(Saved data entries)
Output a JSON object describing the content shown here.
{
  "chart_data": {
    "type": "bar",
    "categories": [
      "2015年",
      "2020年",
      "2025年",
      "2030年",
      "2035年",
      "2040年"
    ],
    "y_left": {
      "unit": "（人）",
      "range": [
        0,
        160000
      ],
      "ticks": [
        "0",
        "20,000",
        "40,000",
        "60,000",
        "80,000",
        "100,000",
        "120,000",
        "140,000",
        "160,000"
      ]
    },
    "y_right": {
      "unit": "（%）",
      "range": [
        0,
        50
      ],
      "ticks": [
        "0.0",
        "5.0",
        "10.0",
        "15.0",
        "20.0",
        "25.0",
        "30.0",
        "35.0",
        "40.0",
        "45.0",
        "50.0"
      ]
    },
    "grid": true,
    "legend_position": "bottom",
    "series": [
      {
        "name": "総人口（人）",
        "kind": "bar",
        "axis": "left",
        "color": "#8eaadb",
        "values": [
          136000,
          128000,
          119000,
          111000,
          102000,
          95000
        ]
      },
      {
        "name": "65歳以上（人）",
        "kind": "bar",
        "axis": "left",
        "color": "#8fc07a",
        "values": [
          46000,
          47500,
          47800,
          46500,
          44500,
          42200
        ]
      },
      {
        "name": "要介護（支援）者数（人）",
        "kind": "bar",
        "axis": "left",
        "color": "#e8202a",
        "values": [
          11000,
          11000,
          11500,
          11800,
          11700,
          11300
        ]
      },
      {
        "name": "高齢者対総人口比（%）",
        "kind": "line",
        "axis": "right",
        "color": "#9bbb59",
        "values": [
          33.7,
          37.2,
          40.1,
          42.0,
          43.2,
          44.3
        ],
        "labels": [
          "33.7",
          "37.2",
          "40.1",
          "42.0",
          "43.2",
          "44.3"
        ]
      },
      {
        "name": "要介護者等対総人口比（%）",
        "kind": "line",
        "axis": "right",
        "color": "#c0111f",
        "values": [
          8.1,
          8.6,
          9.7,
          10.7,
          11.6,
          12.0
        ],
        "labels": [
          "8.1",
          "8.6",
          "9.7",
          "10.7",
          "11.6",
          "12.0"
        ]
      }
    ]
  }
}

» WORK INSTRUCTIONS:
Quote the entire listing above exactly.

» SOLUTION:
Output a JSON object describing the content shown here.
{
  "chart_data": {
    "type": "bar",
    "categories": [
      "2015年",
      "2020年",
      "2025年",
      "2030年",
      "2035年",
      "2040年"
    ],
    "y_left": {
      "unit": "（人）",
      "range": [
        0,
        160000
      ],
      "ticks": [
        "0",
        "20,000",
        "40,000",
        "60,000",
        "80,000",
        "100,000",
        "120,000",
        "140,000",
        "160,000"
      ]
    },
    "y_right": {
      "unit": "（%）",
      "range": [
        0,
        50
      ],
      "ticks": [
        "0.0",
        "5.0",
        "10.0",
        "15.0",
        "20.0",
        "25.0",
        "30.0",
        "35.0",
        "40.0",
        "45.0",
        "50.0"
      ]
    },
    "grid": true,
    "legend_position": "bottom",
    "series": [
      {
        "name": "総人口（人）",
        "kind": "bar",
        "axis": "left",
        "color": "#8eaadb",
        "values": [
          136000,
          128000,
          119000,
          111000,
          102000,
          95000
        ]
      },
      {
        "name": "65歳以上（人）",
        "kind": "bar",
        "axis": "left",
        "color": "#8fc07a",
        "values": [
          46000,
          47500,
          47800,
          46500,
          44500,
          42200
        ]
      },
      {
        "name": "要介護（支援）者数（人）",
        "kind": "bar",
        "axis": "left",
        "color": "#e8202a",
        "values": [
          11000,
          11000,
          11500,
          11800,
          11700,
          11300
        ]
      },
      {
        "name": "高齢者対総人口比（%）",
        "kind": "line",
        "axis": "right",
        "color": "#9bbb59",
        "values": [
          33.7,
          37.2,
          40.1,
          42.0,
          43.2,
          44.3
        ],
        "labels": [
          "33.7",
          "37.2",
          "40.1",
          "42.0",
          "43.2",
          "44.3"
        ]
      },
      {
        "name": "要介護者等対総人口比（%）",
        "kind": "line",
        "axis": "right",
        "color": "#c0111f",
        "values": [
          8.1,
          8.6,
          9.7,
          10.7,
          11.6,
          12.0
        ],
        "labels": [
          "8.1",
          "8.6",
          "9.7",
          "10.7",
          "11.6",
          "12.0"
        ]
      }
    ]
  }
}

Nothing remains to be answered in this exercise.